__What you have to do__:
From the entries below, please gather each line containing the string "this".

__Recorded information__:
▼
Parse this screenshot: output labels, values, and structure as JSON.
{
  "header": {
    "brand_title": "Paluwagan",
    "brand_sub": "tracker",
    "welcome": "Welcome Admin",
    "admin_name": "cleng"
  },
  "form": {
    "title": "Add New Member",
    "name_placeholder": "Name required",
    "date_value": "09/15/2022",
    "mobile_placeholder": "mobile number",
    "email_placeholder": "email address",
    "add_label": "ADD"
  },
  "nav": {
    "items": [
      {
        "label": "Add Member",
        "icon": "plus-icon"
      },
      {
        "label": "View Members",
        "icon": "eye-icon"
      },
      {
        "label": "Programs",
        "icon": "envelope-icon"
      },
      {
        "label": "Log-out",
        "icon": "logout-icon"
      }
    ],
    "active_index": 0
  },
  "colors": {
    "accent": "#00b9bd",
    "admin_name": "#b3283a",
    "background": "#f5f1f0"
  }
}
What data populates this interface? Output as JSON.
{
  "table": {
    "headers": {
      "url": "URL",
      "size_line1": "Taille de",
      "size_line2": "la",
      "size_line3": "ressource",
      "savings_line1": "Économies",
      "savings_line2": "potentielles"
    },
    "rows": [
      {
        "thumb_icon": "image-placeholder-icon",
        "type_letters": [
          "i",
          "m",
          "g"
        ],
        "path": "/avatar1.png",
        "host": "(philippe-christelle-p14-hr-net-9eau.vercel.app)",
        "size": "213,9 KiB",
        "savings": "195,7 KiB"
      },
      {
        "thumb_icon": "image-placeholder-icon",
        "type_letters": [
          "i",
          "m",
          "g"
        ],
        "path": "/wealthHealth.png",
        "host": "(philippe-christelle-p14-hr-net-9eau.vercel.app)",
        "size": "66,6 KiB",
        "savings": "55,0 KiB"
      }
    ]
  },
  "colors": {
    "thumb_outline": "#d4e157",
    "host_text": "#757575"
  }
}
▲
__Expected answer__:
Parse this screenshot: output labels, values, and structure as JSON.
What data populates this interface? Output as JSON.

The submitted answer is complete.